— Begin Data —

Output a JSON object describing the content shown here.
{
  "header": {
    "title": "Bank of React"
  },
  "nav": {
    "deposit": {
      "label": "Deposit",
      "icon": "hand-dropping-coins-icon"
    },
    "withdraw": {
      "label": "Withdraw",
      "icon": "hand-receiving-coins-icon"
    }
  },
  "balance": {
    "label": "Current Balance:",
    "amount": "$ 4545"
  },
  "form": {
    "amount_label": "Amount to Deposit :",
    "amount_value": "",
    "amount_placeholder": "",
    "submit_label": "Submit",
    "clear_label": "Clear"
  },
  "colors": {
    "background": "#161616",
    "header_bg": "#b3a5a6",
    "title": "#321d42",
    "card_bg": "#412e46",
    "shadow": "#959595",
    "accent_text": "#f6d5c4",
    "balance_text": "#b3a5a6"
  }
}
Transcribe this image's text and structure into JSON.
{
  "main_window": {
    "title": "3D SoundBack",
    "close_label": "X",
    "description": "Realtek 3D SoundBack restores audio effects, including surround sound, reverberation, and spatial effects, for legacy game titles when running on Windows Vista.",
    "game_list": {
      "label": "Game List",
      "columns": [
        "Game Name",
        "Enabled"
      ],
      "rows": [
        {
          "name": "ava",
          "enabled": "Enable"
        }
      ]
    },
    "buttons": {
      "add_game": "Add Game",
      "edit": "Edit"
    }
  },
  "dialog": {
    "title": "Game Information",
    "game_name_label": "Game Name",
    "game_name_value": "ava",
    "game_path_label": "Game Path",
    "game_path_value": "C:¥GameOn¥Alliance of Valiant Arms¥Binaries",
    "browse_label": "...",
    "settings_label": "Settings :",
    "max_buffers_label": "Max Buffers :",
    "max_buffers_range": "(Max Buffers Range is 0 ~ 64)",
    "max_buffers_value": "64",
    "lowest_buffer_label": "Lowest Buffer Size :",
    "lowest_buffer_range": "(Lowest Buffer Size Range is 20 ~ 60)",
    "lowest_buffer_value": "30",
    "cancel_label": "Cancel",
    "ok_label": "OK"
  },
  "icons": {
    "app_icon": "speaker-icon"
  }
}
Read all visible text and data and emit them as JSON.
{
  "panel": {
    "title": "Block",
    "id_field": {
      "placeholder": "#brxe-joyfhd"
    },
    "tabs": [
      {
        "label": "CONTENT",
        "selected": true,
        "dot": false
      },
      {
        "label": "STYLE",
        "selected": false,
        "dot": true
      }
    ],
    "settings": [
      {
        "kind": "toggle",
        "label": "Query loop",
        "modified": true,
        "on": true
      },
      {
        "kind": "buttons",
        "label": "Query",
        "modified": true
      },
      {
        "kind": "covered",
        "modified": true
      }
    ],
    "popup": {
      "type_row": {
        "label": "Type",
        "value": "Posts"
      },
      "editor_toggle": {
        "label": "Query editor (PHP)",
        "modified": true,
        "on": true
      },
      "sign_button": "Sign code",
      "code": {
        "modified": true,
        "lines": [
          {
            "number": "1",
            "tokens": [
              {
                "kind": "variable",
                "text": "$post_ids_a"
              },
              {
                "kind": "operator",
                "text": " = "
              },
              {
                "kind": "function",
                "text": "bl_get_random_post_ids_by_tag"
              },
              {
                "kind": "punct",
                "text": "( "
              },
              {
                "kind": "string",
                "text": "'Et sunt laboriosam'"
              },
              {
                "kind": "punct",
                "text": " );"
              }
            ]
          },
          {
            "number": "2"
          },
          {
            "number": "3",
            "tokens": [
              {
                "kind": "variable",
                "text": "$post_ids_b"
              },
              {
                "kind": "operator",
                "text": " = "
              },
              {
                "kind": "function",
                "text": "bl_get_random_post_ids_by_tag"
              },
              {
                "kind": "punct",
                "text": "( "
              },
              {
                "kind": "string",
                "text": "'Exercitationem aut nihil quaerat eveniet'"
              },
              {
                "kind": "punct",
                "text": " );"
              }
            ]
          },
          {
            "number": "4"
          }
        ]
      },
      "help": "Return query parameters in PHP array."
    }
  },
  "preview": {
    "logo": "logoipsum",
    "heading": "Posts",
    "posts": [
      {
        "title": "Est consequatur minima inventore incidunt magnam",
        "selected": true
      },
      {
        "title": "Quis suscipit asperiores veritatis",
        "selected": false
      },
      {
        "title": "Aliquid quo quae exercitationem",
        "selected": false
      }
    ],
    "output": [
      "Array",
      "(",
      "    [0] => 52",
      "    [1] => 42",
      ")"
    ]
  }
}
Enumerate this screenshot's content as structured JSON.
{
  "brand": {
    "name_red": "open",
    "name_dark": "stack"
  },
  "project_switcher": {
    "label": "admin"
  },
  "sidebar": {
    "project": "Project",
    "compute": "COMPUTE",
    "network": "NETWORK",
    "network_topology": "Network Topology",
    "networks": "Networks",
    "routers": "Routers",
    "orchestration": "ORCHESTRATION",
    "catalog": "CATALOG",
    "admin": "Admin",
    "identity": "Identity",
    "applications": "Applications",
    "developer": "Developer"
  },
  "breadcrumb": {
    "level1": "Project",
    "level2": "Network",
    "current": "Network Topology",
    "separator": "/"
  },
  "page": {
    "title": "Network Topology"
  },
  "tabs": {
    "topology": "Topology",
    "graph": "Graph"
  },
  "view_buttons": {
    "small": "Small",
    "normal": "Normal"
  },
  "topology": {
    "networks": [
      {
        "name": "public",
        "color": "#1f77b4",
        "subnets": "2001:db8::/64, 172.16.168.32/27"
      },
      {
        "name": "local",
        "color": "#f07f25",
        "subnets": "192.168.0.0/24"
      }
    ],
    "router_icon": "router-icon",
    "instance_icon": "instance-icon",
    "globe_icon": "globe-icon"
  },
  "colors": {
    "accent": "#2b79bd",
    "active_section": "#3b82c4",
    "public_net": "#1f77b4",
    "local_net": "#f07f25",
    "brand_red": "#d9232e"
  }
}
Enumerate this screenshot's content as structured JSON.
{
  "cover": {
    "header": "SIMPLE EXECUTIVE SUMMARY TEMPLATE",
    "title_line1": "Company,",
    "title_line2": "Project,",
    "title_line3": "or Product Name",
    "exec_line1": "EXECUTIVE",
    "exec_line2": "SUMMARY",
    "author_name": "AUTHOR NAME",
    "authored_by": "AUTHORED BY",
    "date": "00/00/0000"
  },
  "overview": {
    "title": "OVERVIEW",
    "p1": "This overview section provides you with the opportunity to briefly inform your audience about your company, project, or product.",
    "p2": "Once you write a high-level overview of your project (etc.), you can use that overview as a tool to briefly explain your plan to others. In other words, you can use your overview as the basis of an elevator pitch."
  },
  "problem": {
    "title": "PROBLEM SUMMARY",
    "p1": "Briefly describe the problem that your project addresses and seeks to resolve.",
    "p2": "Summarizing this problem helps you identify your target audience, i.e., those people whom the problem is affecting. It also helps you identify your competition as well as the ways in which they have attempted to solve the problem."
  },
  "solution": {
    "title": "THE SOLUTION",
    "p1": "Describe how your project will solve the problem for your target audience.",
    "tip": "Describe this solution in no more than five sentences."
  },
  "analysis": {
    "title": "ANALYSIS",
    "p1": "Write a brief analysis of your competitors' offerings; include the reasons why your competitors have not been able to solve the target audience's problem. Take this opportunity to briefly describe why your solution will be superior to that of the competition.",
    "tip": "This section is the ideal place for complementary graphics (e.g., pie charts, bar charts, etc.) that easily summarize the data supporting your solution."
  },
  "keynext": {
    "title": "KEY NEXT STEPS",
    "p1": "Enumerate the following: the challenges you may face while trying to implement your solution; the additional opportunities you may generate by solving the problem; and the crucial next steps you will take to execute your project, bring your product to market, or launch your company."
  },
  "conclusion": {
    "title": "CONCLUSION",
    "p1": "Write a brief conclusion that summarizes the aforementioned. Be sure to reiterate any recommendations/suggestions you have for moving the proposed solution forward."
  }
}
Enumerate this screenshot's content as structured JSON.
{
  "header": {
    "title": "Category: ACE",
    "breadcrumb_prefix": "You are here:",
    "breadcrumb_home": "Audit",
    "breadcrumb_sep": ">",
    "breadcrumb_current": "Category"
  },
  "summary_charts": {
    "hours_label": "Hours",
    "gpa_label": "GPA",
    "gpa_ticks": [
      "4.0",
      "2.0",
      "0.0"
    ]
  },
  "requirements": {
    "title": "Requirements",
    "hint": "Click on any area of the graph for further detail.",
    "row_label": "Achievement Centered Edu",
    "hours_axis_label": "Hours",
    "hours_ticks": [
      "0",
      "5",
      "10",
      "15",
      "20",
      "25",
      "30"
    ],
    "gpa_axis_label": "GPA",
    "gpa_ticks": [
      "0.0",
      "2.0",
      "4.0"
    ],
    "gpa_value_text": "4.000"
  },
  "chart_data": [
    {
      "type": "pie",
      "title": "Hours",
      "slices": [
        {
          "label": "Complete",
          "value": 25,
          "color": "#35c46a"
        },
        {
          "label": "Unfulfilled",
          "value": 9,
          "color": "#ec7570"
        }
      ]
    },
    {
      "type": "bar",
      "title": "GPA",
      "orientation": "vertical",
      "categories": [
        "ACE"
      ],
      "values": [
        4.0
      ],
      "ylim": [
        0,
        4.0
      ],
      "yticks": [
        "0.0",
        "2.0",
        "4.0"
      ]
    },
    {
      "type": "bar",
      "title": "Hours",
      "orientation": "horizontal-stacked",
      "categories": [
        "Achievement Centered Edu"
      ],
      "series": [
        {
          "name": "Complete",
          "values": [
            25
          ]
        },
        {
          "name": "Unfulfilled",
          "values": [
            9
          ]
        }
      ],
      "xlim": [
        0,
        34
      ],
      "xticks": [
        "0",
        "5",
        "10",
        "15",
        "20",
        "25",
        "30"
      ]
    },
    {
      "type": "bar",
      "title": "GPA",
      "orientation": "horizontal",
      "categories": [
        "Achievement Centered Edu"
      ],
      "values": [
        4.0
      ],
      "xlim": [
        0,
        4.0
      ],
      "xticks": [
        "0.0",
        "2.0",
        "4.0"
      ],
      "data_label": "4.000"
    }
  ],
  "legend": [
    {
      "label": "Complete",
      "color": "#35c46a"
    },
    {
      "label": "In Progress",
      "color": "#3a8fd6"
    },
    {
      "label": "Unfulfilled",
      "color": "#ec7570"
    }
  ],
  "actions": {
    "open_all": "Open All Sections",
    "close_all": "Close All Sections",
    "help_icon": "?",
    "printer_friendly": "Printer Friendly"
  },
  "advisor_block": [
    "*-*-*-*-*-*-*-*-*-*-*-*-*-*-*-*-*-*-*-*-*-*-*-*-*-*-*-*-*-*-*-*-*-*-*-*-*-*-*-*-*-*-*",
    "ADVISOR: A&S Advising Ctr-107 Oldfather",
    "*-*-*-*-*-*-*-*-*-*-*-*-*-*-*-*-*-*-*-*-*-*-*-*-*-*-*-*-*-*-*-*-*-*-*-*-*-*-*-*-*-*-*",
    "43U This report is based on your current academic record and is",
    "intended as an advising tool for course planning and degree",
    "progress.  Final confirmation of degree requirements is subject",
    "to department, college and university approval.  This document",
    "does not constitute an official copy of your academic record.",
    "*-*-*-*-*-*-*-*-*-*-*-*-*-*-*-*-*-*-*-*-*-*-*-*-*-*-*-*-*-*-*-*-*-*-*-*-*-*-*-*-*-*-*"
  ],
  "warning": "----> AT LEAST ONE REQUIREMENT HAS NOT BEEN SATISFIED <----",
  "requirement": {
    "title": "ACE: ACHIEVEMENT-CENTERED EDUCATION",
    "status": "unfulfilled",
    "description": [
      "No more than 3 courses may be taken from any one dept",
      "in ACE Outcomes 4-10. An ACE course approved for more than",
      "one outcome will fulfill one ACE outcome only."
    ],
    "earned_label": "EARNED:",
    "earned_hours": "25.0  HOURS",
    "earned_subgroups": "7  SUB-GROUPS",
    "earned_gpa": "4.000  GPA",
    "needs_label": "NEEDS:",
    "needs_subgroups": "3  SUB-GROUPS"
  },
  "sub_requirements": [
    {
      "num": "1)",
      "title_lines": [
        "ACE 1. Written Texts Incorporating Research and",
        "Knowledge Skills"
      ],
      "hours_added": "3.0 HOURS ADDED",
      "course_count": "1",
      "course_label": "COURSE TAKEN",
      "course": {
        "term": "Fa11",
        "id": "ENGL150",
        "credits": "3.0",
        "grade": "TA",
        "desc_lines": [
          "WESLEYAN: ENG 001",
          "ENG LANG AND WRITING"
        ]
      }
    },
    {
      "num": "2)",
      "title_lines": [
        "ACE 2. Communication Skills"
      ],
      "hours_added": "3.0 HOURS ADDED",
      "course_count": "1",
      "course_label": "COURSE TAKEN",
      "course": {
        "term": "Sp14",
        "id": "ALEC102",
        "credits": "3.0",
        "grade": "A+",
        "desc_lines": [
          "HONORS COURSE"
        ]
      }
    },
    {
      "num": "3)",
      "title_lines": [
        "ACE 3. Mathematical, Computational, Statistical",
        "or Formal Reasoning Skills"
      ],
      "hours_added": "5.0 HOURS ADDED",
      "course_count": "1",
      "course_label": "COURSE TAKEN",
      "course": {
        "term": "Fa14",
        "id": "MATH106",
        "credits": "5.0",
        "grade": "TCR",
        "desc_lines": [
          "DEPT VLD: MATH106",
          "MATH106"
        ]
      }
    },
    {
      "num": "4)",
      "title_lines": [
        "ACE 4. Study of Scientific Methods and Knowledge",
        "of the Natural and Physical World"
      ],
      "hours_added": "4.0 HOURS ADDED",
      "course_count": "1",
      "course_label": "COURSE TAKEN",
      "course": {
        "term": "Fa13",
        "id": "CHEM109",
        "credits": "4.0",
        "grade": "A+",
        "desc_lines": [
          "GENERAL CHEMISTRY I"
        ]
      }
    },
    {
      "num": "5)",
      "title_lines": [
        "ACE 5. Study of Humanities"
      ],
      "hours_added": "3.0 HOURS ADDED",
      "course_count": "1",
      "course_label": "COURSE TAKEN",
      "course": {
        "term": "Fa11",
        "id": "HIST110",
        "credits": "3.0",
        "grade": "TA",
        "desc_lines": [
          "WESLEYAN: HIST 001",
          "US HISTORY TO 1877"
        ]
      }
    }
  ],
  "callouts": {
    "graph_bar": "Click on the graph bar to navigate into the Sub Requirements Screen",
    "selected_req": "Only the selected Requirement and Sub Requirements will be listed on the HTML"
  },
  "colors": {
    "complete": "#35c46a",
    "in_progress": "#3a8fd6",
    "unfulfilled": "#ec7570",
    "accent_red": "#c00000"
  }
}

— End Data —

■ The exercise ■
Using the data above, copy each line that contains "EXECUTIVE".

■ The response ■
    "header": "SIMPLE EXECUTIVE SUMMARY TEMPLATE",
    "exec_line1": "EXECUTIVE",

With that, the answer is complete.